## GIVEN INSTRUCTION
Find the lines containing "visualizzata" and say how many there are, with no other words.

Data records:
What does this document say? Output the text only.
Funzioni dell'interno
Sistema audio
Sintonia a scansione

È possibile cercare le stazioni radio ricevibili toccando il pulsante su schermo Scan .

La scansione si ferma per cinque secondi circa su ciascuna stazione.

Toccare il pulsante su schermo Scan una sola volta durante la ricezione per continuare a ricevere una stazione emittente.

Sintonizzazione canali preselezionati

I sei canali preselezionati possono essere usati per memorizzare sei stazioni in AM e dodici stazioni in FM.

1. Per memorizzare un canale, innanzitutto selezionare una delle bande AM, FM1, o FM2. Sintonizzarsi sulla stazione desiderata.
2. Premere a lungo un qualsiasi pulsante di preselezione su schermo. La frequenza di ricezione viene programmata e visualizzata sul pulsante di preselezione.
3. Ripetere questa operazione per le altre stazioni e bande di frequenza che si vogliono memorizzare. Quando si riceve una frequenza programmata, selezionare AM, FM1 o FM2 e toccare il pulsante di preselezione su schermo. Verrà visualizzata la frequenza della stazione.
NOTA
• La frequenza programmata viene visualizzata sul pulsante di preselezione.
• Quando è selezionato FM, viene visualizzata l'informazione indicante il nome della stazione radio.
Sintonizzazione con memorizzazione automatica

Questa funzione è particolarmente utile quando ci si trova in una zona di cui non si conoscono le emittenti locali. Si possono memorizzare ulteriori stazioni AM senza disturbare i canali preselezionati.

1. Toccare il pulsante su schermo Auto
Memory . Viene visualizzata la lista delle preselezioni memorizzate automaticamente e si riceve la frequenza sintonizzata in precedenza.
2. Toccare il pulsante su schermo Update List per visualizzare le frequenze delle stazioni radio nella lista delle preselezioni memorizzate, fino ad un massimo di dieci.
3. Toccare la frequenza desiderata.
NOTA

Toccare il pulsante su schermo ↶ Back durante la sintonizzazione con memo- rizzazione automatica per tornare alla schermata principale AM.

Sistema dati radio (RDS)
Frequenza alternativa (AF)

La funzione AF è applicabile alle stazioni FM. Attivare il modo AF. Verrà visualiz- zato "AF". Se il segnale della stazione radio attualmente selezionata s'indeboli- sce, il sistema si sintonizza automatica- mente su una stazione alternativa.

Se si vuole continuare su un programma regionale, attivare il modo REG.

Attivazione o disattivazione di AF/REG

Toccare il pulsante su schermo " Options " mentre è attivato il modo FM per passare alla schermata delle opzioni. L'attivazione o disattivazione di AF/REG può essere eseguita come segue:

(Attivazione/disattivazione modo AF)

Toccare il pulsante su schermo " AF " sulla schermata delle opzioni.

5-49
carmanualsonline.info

## CORRECT ANSWER
5